- **Aim**:
Write out exactly the lines from the one containing "Give me the" through the last line of the records below, including both.

- **Information shown**:

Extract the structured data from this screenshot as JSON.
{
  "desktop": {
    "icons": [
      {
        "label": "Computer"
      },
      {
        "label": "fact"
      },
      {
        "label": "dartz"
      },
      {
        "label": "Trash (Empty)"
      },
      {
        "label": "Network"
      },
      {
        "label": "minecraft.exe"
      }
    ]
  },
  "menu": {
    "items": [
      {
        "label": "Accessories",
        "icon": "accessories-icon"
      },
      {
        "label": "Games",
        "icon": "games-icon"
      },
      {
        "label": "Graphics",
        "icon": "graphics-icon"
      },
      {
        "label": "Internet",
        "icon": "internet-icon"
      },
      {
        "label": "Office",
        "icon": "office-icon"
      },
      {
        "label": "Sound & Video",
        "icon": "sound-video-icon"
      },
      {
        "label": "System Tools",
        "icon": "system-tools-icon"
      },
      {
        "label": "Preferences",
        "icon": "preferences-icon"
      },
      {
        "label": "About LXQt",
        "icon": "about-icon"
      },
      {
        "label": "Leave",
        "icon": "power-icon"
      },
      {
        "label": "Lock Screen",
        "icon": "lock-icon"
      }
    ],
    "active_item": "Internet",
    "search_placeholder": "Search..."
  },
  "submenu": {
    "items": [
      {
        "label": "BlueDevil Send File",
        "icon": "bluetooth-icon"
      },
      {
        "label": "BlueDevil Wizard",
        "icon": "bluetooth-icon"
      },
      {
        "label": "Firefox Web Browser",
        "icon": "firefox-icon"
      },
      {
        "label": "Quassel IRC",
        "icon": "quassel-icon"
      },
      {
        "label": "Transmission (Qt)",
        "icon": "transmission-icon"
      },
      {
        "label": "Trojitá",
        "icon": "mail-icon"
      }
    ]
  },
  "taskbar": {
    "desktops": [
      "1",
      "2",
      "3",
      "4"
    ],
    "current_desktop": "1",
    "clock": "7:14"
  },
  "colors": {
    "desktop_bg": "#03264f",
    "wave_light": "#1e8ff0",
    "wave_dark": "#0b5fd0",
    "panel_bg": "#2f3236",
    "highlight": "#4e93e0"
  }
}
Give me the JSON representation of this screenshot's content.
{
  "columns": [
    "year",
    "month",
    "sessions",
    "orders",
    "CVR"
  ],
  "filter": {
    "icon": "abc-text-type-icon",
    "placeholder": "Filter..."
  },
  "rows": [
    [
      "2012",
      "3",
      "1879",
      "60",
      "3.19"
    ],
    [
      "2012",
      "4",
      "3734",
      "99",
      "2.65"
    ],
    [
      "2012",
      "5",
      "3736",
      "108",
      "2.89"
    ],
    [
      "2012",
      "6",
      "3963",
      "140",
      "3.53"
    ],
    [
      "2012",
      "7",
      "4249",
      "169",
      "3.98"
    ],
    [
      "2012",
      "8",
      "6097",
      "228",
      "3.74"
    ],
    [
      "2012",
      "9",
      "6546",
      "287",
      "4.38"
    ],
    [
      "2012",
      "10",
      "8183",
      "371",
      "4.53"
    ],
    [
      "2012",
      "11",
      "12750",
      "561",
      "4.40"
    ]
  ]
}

- **Solution below**:
Give me the JSON representation of this screenshot's content.
{
  "columns": [
    "year",
    "month",
    "sessions",
    "orders",
    "CVR"
  ],
  "filter": {
    "icon": "abc-text-type-icon",
    "placeholder": "Filter..."
  },
  "rows": [
    [
      "2012",
      "3",
      "1879",
      "60",
      "3.19"
    ],
    [
      "2012",
      "4",
      "3734",
      "99",
      "2.65"
    ],
    [
      "2012",
      "5",
      "3736",
      "108",
      "2.89"
    ],
    [
      "2012",
      "6",
      "3963",
      "140",
      "3.53"
    ],
    [
      "2012",
      "7",
      "4249",
      "169",
      "3.98"
    ],
    [
      "2012",
      "8",
      "6097",
      "228",
      "3.74"
    ],
    [
      "2012",
      "9",
      "6546",
      "287",
      "4.38"
    ],
    [
      "2012",
      "10",
      "8183",
      "371",
      "4.53"
    ],
    [
      "2012",
      "11",
      "12750",
      "561",
      "4.40"
    ]
  ]
}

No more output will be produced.